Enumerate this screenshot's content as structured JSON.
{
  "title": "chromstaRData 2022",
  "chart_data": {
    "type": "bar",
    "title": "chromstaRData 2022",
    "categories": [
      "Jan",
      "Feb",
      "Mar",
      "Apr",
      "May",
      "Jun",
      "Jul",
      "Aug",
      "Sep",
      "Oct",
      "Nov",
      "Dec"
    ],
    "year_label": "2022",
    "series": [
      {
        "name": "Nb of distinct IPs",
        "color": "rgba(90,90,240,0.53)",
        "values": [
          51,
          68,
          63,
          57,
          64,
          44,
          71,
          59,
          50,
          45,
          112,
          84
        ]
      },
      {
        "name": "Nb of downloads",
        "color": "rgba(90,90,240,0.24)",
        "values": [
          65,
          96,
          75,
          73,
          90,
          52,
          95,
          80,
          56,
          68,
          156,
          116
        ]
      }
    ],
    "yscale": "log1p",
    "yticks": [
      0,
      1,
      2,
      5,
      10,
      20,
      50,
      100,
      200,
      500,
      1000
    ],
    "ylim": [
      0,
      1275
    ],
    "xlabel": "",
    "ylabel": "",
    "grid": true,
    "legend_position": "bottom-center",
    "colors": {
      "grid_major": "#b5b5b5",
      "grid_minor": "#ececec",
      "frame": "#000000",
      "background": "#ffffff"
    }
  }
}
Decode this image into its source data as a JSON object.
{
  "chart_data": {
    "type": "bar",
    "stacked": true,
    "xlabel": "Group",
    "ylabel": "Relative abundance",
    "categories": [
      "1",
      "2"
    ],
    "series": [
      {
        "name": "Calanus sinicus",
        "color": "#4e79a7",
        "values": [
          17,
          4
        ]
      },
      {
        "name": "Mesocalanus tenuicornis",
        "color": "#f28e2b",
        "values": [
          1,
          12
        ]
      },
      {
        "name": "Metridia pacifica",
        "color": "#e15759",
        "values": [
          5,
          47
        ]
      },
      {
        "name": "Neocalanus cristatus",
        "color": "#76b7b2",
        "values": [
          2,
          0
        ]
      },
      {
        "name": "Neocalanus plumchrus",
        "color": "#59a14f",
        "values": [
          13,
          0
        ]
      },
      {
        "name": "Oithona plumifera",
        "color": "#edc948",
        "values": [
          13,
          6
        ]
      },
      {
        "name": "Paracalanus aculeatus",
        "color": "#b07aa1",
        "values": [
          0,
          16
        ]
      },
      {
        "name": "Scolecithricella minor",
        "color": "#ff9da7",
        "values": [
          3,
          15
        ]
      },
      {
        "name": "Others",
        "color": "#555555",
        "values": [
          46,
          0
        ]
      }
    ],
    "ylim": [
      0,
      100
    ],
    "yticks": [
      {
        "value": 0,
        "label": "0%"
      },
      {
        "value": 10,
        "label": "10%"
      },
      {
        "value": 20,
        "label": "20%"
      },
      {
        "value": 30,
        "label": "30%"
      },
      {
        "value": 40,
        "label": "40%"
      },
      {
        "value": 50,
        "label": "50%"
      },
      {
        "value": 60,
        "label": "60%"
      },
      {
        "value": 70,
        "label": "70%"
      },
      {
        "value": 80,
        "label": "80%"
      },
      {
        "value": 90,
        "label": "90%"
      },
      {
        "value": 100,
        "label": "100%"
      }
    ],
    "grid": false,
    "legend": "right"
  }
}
****************
**Exercise:** Look through the material and say how many lines hold "JSON". Give the number only.

**Solution to this task:** 2